Tasks to complete -
• A. In the post on the top ten songs about youth, who wrote "You Make Me Feel So Young," and in what year?
• B. In the listing, reproduce the lines from the one containing "panel-d-title: Non-paralyzed side" up to and including the one containing "panel-a-legend: AIC BIC".

Source excerpt -
Saturday, September 1, 2012
Top 10 Songs About Youth
The one thing we all undergo at some point or another is a childhood. And after that, every belt-notch year leading up to a fully-realized adulthood. As an adult, we often think of nothing but our youth; what we did right or wrong, or might have done differently. In youth, we didn’t cherish time as we do now because we had no concept of it. This is a trope deeply imbedded in humanity and a facet of the human condition. Many an author has written a novel or poem about it. And many a musician, as well, has written a song about it.
Here are the top ten songs about being young:
Note: “We Are Young” by fun was originally going to be on this list, but a) there wasn’t enough room, b) the lyrical content is obnoxiously trite and beer-soaked (and thematically all over this list), and c) the song totally doesn’t need any more praise or promotion than it already receives in sickening excess. Feel free to pretend it is on the list, though.
10. You Make Me Feel So Young
Frank Sinatra
A song about being and feeling young, it is the oldest entry on the list (Sinatra first recorded it in 1956). While written in 1946 by Josef Myrow and Mack Gordon, no one could’ve supplied the youthful charm and vocal poise Ol’ Blue Eyes could. And while the world was his oyster (or perhaps more accurately, his clams casino), not a single second of his youth was wasted on anything other than the high life. Of course as he reached and surpassed his peak, and big bands started becoming a thing of the past, singing this song for aging lovers in smoky Vegas lounges might’ve been his only means to relive his glory days.

Entries -
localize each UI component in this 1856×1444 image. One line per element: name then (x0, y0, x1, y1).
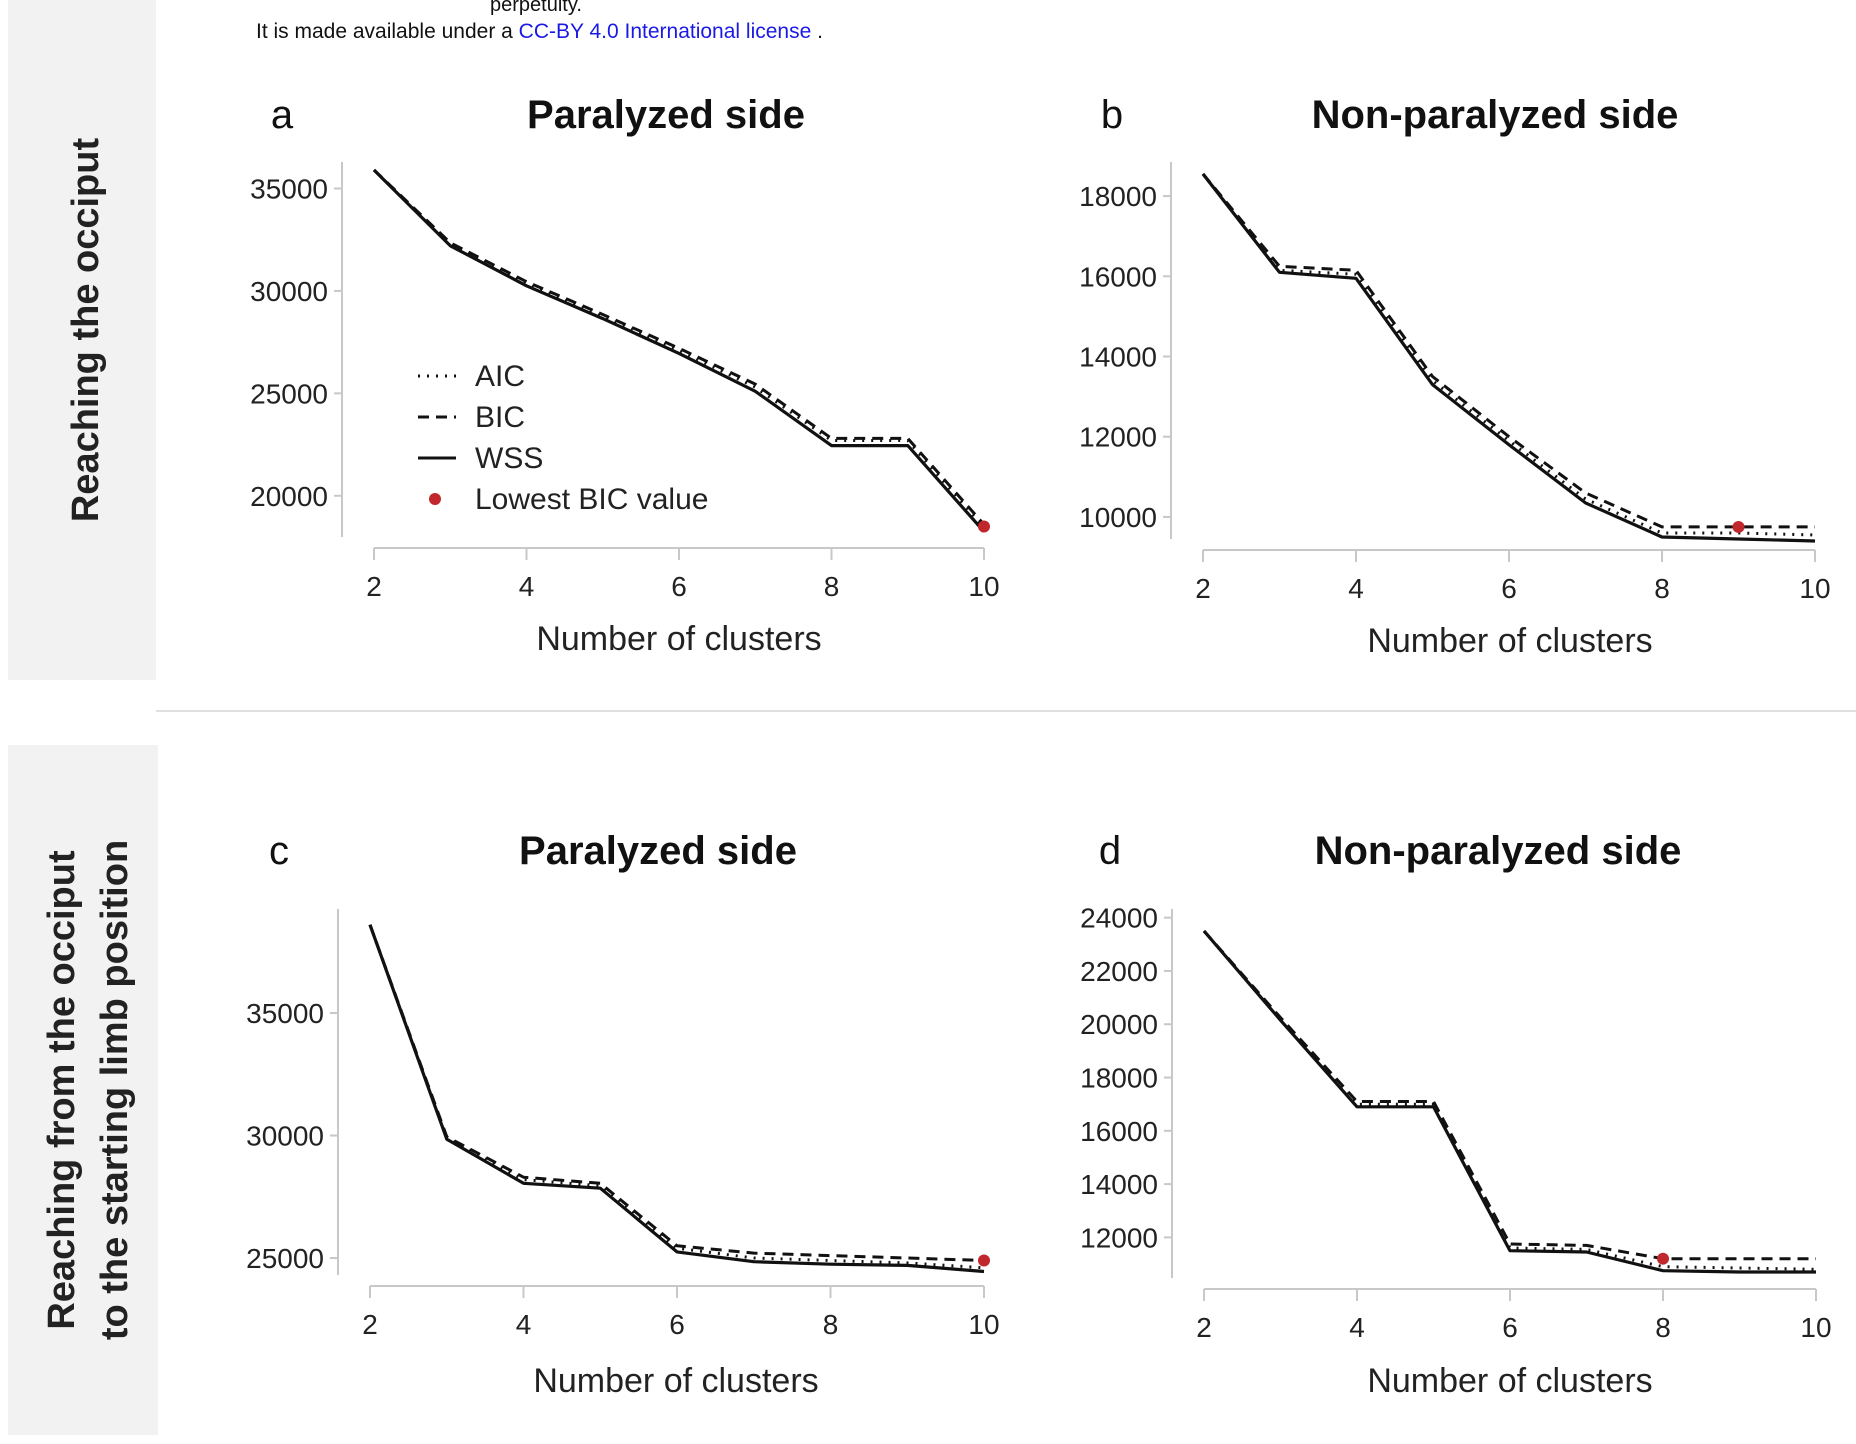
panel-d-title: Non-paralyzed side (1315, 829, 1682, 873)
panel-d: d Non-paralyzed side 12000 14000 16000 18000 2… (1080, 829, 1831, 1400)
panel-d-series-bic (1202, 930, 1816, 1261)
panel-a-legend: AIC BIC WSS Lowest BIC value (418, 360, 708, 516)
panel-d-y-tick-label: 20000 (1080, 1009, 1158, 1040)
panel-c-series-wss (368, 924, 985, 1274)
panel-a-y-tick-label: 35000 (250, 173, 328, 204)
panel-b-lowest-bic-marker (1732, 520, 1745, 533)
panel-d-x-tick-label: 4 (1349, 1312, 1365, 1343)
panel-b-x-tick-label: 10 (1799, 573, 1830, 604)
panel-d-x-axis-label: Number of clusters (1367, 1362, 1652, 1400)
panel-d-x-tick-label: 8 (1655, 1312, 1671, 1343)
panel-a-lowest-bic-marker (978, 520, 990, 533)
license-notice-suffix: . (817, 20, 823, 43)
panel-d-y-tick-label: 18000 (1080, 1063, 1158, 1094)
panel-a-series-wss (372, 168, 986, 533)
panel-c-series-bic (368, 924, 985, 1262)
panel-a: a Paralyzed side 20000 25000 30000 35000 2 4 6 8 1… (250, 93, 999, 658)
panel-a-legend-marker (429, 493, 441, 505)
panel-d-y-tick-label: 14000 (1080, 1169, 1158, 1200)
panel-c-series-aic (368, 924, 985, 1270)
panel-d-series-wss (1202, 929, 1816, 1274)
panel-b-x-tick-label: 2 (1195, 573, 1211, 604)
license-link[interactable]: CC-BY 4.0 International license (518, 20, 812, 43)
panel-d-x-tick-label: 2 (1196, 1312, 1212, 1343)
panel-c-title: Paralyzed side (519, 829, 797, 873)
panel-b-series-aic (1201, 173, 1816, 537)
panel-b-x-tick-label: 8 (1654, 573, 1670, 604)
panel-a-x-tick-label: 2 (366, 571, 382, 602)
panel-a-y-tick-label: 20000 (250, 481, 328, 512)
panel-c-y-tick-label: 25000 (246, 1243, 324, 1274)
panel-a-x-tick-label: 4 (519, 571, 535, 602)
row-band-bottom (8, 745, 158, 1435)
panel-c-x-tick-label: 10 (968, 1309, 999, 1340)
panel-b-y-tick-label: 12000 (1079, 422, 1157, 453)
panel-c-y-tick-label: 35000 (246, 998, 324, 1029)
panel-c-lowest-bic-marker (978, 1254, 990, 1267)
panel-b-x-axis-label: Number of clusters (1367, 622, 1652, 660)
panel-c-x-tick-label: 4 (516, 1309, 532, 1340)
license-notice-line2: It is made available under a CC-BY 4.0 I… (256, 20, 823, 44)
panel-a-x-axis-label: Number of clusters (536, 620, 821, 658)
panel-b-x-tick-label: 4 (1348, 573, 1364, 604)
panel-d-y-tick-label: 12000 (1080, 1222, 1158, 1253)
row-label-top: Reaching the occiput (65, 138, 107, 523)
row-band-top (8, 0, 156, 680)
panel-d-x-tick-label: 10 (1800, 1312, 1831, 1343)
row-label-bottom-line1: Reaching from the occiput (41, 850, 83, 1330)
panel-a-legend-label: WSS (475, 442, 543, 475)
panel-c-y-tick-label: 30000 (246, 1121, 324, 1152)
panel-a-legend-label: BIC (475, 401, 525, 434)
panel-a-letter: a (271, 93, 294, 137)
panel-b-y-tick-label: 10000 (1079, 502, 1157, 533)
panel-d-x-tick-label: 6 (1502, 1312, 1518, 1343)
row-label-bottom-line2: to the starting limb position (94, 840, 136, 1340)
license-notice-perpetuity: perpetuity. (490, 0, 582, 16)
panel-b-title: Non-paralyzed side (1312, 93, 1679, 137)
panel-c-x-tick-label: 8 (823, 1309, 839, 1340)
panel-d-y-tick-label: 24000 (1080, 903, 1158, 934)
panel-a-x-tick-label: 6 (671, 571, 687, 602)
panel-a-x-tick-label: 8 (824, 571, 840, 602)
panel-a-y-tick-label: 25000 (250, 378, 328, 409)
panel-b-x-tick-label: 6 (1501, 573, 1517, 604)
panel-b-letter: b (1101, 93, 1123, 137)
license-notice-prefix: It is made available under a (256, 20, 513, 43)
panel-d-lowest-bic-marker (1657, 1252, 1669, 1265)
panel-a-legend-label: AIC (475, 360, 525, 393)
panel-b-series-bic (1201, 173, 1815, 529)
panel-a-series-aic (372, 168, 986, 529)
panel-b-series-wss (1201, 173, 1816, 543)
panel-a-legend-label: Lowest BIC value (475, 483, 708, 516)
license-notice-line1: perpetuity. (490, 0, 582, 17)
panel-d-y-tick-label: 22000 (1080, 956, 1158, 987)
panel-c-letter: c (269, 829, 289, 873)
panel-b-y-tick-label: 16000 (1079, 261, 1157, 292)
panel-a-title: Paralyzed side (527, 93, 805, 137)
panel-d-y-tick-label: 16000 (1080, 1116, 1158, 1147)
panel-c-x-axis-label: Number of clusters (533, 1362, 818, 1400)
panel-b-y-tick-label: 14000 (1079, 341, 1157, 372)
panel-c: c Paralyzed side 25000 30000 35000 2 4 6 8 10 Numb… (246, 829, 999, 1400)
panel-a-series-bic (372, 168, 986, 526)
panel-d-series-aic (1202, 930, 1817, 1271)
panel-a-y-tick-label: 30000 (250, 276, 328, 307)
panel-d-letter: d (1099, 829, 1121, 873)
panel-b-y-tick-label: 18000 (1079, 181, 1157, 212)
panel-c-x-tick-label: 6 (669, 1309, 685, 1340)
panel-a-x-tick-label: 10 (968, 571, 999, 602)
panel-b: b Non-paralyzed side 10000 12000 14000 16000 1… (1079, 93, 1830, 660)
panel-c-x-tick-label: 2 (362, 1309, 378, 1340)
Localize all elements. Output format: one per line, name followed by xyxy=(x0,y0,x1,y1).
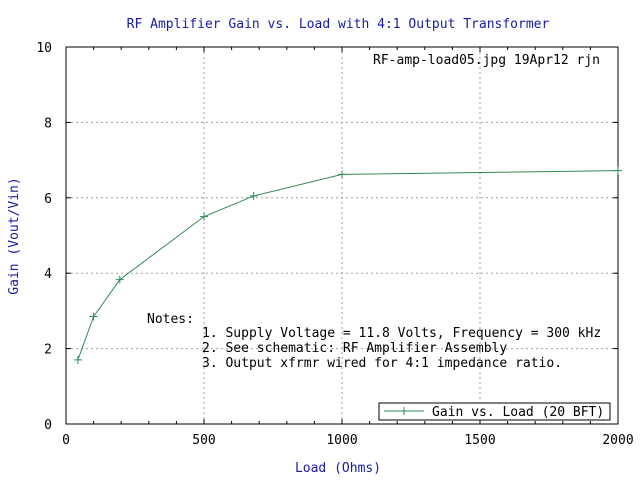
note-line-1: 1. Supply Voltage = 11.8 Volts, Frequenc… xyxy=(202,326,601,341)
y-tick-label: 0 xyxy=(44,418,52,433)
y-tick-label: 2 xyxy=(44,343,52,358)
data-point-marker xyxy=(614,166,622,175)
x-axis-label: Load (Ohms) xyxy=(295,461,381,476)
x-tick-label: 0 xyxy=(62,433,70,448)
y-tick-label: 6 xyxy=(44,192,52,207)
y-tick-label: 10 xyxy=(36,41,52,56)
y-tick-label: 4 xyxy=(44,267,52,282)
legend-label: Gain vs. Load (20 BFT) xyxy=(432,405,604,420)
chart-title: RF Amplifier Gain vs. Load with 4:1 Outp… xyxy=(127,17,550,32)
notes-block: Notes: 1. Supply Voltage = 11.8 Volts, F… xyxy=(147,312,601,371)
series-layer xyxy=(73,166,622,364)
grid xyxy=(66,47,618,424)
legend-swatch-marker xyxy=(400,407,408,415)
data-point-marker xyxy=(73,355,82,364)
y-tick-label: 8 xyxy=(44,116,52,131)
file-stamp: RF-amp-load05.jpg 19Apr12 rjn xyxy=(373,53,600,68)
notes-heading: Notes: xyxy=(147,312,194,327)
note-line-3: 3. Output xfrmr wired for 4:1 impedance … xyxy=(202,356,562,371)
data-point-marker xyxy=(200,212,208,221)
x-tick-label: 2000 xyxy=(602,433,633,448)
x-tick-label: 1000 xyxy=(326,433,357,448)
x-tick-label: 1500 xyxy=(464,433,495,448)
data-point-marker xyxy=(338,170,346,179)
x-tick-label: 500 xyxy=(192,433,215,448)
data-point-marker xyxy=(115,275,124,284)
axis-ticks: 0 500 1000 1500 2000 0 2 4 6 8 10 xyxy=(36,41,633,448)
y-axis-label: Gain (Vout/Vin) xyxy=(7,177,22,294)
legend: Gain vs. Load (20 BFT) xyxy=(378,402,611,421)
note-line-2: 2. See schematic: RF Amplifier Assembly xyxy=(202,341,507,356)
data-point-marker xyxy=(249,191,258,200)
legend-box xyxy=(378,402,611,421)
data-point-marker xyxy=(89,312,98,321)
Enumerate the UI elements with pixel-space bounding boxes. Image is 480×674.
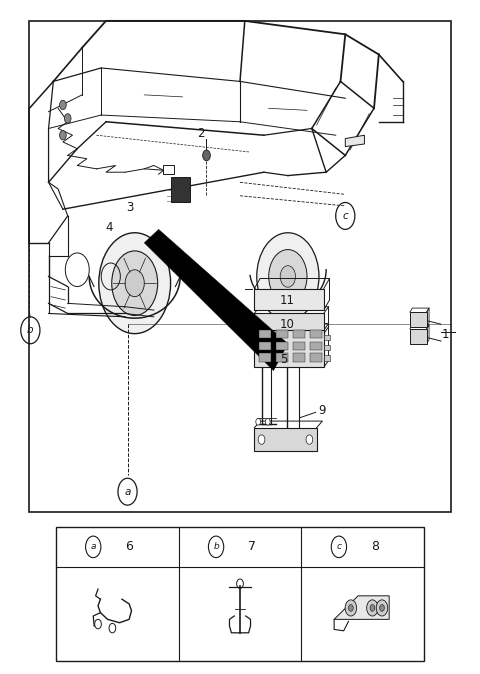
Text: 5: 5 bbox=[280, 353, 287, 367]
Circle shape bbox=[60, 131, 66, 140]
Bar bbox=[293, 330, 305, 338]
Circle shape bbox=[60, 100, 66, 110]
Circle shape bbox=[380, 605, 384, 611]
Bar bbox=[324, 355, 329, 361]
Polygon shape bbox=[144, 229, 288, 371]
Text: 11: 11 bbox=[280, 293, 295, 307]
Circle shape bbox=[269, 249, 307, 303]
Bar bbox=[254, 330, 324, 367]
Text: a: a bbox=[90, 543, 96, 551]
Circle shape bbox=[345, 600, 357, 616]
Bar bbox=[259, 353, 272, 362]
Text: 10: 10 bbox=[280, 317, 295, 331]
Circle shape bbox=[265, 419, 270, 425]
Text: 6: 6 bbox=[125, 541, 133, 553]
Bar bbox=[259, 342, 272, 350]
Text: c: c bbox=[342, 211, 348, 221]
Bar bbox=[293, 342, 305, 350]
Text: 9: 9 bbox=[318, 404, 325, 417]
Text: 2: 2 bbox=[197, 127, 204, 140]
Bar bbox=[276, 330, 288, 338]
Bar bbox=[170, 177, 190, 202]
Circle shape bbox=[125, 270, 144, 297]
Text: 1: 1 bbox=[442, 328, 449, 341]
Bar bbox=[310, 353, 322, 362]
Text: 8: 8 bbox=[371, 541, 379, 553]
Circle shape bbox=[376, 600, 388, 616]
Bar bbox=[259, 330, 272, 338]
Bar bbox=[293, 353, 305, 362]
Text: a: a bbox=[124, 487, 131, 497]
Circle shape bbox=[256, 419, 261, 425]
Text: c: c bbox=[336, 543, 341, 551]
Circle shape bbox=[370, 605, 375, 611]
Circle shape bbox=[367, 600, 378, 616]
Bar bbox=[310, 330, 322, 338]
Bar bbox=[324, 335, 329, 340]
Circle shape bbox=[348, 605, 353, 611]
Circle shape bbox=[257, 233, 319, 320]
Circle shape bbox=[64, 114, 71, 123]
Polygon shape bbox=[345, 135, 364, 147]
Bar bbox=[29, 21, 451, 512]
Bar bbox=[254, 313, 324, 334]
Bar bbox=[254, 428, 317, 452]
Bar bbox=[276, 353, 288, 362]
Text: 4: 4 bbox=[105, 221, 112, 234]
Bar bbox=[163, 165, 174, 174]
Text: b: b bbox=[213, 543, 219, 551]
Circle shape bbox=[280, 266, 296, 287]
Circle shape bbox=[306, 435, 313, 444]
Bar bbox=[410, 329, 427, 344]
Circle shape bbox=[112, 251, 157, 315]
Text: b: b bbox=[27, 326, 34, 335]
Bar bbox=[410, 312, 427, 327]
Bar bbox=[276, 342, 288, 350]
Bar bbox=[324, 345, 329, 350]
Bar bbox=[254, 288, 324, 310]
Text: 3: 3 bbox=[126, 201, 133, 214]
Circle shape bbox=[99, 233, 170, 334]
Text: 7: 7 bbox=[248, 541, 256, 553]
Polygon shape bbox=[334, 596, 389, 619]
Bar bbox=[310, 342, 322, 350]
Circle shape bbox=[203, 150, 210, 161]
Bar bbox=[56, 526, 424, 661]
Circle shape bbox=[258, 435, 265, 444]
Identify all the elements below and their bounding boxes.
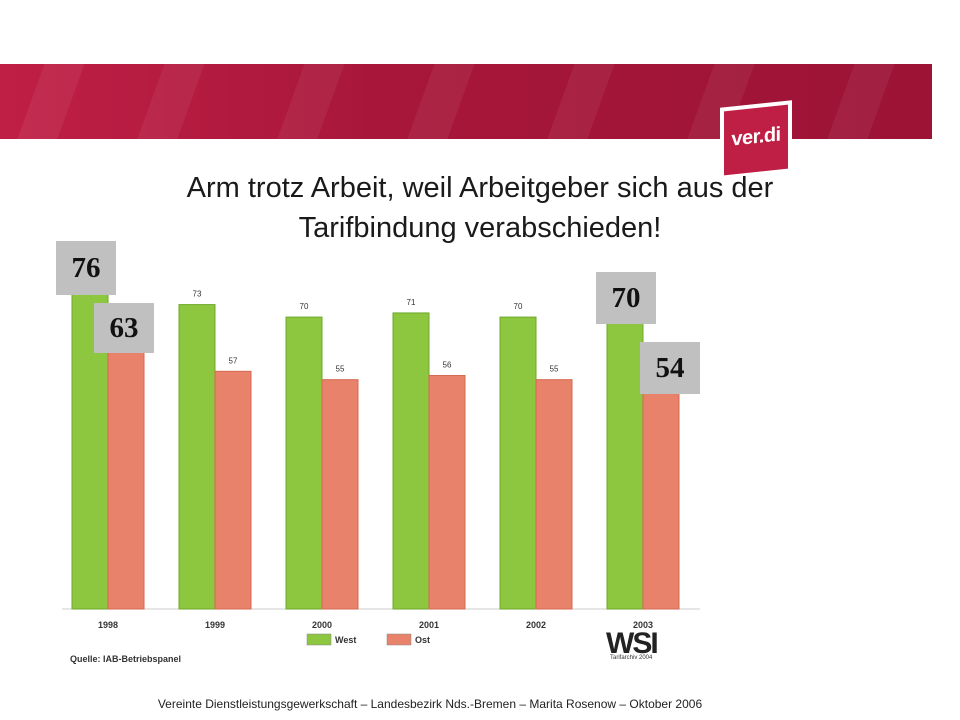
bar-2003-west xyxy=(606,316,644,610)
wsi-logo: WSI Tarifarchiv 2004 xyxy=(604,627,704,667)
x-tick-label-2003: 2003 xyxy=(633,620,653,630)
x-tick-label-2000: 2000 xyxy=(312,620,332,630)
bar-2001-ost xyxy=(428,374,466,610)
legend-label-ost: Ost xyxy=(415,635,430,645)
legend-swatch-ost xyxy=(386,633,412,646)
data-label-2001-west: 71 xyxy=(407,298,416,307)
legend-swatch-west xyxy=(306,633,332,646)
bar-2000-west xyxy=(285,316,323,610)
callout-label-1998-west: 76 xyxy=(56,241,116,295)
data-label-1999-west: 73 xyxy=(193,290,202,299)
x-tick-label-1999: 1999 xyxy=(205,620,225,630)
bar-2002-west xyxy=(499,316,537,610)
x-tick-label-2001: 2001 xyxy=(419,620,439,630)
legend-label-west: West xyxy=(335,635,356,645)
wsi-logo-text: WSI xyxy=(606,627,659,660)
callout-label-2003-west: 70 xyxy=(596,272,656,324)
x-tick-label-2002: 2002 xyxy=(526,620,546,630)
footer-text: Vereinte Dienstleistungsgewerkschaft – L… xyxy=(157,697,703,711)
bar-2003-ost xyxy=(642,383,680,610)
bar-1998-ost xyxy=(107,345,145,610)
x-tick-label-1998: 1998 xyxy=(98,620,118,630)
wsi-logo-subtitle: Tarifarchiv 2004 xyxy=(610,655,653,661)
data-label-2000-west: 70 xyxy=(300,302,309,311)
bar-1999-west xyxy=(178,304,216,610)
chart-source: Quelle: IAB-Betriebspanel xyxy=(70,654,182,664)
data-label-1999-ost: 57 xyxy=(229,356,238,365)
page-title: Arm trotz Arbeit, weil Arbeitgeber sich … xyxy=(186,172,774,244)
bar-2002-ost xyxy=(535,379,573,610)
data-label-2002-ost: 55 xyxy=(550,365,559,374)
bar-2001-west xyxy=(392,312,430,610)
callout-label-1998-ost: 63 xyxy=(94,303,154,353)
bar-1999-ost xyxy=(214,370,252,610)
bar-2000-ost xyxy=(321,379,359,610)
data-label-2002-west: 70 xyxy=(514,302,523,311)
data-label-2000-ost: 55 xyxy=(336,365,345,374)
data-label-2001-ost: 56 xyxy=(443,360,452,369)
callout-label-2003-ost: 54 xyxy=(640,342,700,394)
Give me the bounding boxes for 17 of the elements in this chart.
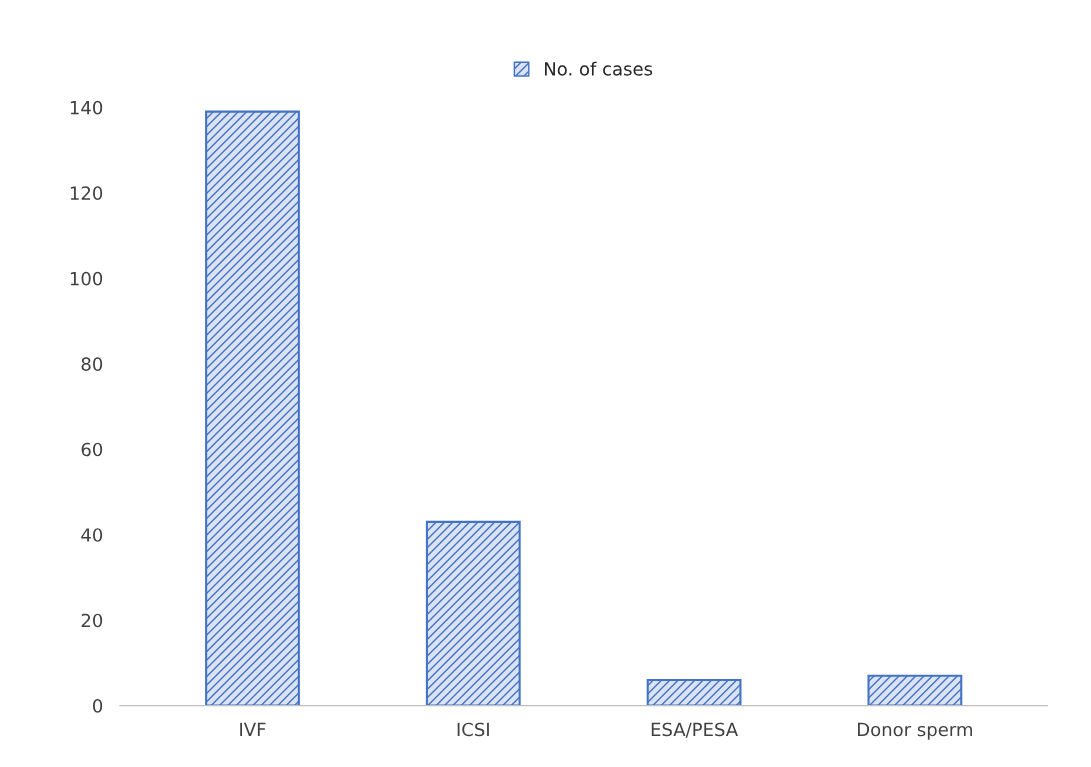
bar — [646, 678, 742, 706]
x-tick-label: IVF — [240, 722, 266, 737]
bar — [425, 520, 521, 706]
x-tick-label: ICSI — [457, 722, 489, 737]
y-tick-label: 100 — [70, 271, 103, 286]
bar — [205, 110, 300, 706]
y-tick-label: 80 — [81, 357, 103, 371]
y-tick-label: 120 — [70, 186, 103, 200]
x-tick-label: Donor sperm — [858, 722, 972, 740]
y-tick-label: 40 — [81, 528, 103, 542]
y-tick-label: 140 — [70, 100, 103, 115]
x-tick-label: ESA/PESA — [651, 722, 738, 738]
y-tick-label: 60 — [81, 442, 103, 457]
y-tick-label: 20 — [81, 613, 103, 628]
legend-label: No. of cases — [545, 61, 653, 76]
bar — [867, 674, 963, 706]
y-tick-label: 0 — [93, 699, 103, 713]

List of solutions -
• A. Josef Myrow and Mack Gordon wrote it in 1946.

• B.
panel-d-title: Non-paralyzed side (1315, 829, 1682, 873)
panel-d: d Non-paralyzed side 12000 14000 16000 18000 2… (1080, 829, 1831, 1400)
panel-d-series-bic (1202, 930, 1816, 1261)
panel-a-legend: AIC BIC WSS Lowest BIC value (418, 360, 708, 516)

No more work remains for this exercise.